Provided material:

(begin)

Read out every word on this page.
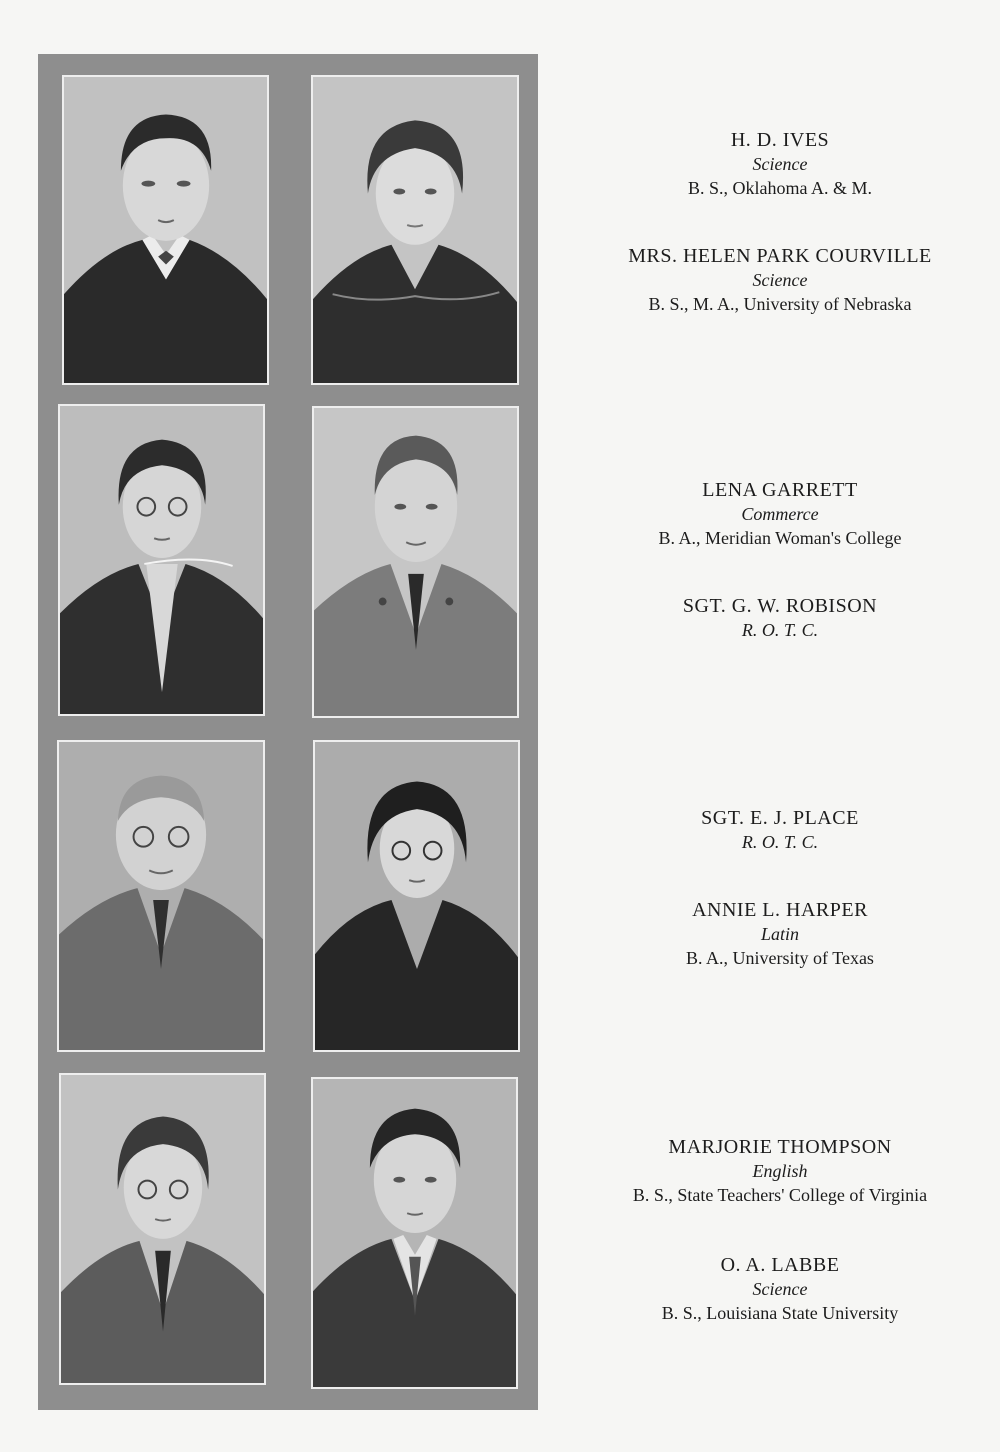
H. D. IVES
Science
B. S., Oklahoma A. & M.
MRS. HELEN PARK COURVILLE
Science
B. S., M. A., University of Nebraska
LENA GARRETT
Commerce
B. A., Meridian Woman's College
SGT. G. W. ROBISON
R. O. T. C.
SGT. E. J. PLACE
R. O. T. C.
ANNIE L. HARPER
Latin
B. A., University of Texas
MARJORIE THOMPSON
English
B. S., State Teachers' College of Virginia
O. A. LABBE
Science
B. S., Louisiana State University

(end)

Problem statement: Find each line holding "College". Copy it out.

Written solution:
B. A., Meridian Woman's College
B. S., State Teachers' College of Virginia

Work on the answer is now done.